# Task to carry out
Your task is to give the data again, exactly, with every line intact.

BEGIN

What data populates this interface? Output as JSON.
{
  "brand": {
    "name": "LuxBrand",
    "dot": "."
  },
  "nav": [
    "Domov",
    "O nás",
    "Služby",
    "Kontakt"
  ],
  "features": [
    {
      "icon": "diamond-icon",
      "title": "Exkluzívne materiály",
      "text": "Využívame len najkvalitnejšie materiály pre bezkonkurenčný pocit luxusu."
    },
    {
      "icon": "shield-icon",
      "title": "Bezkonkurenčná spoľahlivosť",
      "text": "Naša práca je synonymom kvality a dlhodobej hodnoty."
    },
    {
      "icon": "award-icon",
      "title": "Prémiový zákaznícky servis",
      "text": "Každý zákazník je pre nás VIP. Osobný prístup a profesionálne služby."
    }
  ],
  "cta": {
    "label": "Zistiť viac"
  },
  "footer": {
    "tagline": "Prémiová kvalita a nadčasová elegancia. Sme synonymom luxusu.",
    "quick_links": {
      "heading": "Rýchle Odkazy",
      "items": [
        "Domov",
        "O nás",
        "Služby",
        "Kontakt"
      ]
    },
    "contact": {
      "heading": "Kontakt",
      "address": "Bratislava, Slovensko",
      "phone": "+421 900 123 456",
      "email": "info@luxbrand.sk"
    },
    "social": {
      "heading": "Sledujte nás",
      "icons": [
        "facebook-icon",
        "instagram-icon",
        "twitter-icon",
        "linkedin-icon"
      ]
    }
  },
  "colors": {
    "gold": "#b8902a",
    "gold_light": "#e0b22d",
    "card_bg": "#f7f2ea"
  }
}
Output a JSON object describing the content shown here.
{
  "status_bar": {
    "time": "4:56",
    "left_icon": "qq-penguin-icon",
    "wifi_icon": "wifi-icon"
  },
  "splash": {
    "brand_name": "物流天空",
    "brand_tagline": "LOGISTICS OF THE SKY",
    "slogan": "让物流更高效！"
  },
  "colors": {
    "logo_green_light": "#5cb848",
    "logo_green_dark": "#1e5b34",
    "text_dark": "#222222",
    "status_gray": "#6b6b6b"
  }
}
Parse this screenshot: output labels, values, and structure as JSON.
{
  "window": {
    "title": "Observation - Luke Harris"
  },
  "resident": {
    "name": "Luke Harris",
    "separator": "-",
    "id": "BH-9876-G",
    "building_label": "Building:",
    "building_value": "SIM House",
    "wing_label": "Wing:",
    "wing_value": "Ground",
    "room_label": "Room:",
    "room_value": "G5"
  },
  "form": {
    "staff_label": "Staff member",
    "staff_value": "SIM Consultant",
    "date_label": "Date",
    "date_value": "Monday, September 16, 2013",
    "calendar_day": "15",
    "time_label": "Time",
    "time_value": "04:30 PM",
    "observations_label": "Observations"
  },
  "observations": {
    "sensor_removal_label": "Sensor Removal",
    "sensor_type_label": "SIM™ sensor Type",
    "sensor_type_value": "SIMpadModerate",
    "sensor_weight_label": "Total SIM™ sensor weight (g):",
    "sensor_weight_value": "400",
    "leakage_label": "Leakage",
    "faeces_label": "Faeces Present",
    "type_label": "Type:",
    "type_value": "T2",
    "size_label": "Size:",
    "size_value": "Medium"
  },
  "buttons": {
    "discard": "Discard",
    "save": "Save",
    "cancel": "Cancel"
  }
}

END

# Answer for the task
What data populates this interface? Output as JSON.
{
  "brand": {
    "name": "LuxBrand",
    "dot": "."
  },
  "nav": [
    "Domov",
    "O nás",
    "Služby",
    "Kontakt"
  ],
  "features": [
    {
      "icon": "diamond-icon",
      "title": "Exkluzívne materiály",
      "text": "Využívame len najkvalitnejšie materiály pre bezkonkurenčný pocit luxusu."
    },
    {
      "icon": "shield-icon",
      "title": "Bezkonkurenčná spoľahlivosť",
      "text": "Naša práca je synonymom kvality a dlhodobej hodnoty."
    },
    {
      "icon": "award-icon",
      "title": "Prémiový zákaznícky servis",
      "text": "Každý zákazník je pre nás VIP. Osobný prístup a profesionálne služby."
    }
  ],
  "cta": {
    "label": "Zistiť viac"
  },
  "footer": {
    "tagline": "Prémiová kvalita a nadčasová elegancia. Sme synonymom luxusu.",
    "quick_links": {
      "heading": "Rýchle Odkazy",
      "items": [
        "Domov",
        "O nás",
        "Služby",
        "Kontakt"
      ]
    },
    "contact": {
      "heading": "Kontakt",
      "address": "Bratislava, Slovensko",
      "phone": "+421 900 123 456",
      "email": "info@luxbrand.sk"
    },
    "social": {
      "heading": "Sledujte nás",
      "icons": [
        "facebook-icon",
        "instagram-icon",
        "twitter-icon",
        "linkedin-icon"
      ]
    }
  },
  "colors": {
    "gold": "#b8902a",
    "gold_light": "#e0b22d",
    "card_bg": "#f7f2ea"
  }
}
Output a JSON object describing the content shown here.
{
  "status_bar": {
    "time": "4:56",
    "left_icon": "qq-penguin-icon",
    "wifi_icon": "wifi-icon"
  },
  "splash": {
    "brand_name": "物流天空",
    "brand_tagline": "LOGISTICS OF THE SKY",
    "slogan": "让物流更高效！"
  },
  "colors": {
    "logo_green_light": "#5cb848",
    "logo_green_dark": "#1e5b34",
    "text_dark": "#222222",
    "status_gray": "#6b6b6b"
  }
}
Parse this screenshot: output labels, values, and structure as JSON.
{
  "window": {
    "title": "Observation - Luke Harris"
  },
  "resident": {
    "name": "Luke Harris",
    "separator": "-",
    "id": "BH-9876-G",
    "building_label": "Building:",
    "building_value": "SIM House",
    "wing_label": "Wing:",
    "wing_value": "Ground",
    "room_label": "Room:",
    "room_value": "G5"
  },
  "form": {
    "staff_label": "Staff member",
    "staff_value": "SIM Consultant",
    "date_label": "Date",
    "date_value": "Monday, September 16, 2013",
    "calendar_day": "15",
    "time_label": "Time",
    "time_value": "04:30 PM",
    "observations_label": "Observations"
  },
  "observations": {
    "sensor_removal_label": "Sensor Removal",
    "sensor_type_label": "SIM™ sensor Type",
    "sensor_type_value": "SIMpadModerate",
    "sensor_weight_label": "Total SIM™ sensor weight (g):",
    "sensor_weight_value": "400",
    "leakage_label": "Leakage",
    "faeces_label": "Faeces Present",
    "type_label": "Type:",
    "type_value": "T2",
    "size_label": "Size:",
    "size_value": "Medium"
  },
  "buttons": {
    "discard": "Discard",
    "save": "Save",
    "cancel": "Cancel"
  }
}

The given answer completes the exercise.